Input material =
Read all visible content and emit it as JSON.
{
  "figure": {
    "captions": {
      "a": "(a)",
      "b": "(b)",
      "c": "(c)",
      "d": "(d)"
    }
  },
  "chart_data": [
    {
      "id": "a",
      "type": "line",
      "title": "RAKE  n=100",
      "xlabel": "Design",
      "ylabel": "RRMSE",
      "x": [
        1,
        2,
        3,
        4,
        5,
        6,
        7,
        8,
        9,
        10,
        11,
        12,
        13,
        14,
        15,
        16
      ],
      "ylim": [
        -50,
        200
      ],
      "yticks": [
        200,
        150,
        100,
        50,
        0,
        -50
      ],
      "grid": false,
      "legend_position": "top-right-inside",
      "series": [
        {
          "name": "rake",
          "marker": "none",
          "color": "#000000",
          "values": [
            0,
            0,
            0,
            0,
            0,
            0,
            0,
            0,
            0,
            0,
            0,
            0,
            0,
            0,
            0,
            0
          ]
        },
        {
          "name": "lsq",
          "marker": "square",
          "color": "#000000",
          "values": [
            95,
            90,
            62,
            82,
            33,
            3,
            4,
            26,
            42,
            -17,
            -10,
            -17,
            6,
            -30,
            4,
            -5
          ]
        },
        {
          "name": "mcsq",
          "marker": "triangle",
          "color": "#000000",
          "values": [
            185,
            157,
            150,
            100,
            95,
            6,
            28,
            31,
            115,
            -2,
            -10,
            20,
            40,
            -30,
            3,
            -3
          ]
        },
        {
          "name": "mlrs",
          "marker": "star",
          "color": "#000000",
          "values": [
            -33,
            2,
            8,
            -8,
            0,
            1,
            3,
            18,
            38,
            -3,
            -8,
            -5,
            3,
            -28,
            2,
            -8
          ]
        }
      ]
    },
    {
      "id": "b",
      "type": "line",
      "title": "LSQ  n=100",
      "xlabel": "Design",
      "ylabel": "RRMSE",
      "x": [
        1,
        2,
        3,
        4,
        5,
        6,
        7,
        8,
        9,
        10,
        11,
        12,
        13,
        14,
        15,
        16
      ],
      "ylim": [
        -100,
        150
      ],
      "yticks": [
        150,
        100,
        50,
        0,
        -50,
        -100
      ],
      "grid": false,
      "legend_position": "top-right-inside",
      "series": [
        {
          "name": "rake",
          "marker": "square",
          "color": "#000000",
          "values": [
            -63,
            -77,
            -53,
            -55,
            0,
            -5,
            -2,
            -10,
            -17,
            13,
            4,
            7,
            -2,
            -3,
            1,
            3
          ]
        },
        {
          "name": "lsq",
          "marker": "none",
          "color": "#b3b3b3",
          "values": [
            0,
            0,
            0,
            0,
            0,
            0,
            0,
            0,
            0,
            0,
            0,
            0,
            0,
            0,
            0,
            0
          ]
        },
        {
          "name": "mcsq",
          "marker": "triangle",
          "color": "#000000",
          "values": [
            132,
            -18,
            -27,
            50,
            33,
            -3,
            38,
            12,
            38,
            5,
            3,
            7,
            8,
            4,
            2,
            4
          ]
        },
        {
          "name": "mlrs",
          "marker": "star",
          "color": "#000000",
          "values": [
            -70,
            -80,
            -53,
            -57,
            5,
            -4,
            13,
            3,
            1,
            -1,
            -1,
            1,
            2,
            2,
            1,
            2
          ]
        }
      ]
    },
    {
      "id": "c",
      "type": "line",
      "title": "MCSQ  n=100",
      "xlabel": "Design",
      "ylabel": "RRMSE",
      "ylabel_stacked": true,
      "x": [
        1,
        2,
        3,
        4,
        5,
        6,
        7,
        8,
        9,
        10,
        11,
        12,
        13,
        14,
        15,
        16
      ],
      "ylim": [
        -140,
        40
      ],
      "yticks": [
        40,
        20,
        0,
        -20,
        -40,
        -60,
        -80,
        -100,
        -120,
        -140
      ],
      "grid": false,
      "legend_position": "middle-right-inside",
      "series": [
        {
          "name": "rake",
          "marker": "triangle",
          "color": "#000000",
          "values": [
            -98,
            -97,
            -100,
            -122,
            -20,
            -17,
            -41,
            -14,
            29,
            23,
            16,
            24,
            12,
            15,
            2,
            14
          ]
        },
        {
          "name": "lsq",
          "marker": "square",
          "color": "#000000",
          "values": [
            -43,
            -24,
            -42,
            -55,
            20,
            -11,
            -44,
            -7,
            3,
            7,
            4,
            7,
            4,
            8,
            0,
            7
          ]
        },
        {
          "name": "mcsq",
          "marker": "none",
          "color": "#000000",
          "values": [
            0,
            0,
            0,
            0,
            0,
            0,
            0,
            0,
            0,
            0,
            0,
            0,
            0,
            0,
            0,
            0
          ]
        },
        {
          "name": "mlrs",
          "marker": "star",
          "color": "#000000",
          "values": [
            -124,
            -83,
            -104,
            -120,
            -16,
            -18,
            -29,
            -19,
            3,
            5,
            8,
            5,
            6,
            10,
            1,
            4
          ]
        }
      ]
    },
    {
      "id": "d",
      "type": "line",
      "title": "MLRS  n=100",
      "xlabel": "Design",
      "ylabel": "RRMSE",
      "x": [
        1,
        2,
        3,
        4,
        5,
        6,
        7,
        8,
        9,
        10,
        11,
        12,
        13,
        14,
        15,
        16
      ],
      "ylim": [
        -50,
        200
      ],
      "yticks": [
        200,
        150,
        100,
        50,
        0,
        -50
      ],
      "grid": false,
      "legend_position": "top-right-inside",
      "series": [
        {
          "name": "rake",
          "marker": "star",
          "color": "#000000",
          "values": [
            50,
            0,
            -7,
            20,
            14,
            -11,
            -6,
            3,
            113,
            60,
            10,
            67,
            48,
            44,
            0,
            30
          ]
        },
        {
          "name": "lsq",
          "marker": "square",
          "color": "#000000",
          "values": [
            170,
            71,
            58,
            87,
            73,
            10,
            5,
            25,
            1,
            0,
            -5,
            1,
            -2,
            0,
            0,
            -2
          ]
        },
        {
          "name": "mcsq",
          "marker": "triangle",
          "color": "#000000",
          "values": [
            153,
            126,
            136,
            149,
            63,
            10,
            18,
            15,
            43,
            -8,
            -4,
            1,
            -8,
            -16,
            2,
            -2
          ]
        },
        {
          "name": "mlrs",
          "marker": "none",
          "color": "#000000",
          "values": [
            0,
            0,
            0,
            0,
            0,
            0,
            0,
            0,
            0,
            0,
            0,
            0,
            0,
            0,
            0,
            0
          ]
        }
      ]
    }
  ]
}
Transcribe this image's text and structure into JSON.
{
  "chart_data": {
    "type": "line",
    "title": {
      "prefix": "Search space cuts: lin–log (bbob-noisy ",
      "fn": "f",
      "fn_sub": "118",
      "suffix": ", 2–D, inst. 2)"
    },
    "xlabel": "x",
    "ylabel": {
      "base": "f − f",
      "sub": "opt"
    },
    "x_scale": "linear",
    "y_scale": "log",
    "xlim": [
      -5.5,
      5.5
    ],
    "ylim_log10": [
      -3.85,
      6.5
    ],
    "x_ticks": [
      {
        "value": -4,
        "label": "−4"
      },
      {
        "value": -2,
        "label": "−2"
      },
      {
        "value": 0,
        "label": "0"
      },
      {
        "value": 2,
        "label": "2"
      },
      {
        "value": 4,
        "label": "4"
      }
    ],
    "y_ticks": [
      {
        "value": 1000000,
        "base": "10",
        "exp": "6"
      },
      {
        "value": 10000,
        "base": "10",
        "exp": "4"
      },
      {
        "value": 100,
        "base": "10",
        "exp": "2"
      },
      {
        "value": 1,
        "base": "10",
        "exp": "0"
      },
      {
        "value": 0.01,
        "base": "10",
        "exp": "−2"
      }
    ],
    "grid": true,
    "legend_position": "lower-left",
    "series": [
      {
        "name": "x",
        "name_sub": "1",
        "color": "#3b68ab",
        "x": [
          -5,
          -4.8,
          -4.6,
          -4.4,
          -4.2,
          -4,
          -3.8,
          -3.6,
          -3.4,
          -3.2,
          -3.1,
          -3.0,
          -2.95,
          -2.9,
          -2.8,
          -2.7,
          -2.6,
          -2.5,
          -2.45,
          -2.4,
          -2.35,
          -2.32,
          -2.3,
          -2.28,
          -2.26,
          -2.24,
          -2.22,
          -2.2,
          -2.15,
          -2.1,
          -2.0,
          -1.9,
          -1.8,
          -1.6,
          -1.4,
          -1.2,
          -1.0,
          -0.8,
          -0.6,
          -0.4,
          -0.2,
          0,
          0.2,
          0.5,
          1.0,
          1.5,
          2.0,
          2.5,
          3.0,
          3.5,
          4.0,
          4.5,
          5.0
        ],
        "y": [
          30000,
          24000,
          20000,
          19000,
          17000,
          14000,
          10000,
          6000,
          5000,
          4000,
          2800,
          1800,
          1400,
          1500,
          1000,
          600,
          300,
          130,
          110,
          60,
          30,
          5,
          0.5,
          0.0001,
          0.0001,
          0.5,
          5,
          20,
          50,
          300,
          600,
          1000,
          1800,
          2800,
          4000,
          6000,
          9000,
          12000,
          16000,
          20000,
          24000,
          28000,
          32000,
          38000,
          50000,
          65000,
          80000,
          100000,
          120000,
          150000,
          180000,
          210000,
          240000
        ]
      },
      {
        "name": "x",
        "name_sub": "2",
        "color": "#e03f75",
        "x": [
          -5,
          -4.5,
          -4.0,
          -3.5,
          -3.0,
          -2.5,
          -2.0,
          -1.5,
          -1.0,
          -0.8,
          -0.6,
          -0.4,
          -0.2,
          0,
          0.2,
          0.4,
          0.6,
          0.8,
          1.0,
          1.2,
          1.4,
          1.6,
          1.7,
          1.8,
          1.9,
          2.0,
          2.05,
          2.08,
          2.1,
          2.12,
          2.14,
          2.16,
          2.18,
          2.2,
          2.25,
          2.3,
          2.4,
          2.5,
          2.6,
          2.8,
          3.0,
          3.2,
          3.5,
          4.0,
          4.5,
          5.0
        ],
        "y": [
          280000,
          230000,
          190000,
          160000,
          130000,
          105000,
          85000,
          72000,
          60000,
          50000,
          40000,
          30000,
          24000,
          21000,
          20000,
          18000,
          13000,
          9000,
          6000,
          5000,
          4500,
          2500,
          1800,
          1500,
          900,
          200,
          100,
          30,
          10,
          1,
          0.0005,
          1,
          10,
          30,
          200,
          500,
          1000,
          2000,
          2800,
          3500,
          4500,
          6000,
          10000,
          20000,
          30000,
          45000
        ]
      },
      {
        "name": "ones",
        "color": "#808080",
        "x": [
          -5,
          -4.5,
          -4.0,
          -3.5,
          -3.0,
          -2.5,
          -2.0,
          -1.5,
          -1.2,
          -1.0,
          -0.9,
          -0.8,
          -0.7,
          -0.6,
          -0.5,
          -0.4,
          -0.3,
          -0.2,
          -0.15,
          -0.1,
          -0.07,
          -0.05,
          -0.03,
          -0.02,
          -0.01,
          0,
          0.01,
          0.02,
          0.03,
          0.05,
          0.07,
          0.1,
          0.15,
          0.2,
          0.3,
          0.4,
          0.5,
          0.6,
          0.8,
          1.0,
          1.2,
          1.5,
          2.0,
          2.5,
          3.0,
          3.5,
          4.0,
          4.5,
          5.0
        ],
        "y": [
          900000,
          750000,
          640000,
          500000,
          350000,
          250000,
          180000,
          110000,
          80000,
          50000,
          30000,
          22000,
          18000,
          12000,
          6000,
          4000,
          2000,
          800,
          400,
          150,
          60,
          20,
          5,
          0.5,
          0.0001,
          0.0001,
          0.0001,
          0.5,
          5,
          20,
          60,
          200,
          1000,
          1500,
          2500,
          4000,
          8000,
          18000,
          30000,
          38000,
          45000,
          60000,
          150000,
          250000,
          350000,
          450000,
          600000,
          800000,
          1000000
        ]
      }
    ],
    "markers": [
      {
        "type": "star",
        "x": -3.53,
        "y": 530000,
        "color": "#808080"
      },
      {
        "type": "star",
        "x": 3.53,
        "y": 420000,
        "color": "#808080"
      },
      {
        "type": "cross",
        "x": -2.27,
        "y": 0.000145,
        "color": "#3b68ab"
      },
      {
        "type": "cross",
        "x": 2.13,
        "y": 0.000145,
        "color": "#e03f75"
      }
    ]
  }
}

Set problem = Only lines with the word "JSON" are wanted, so copy each one from the records.

Problem solution =
Read all visible content and emit it as JSON.
Transcribe this image's text and structure into JSON.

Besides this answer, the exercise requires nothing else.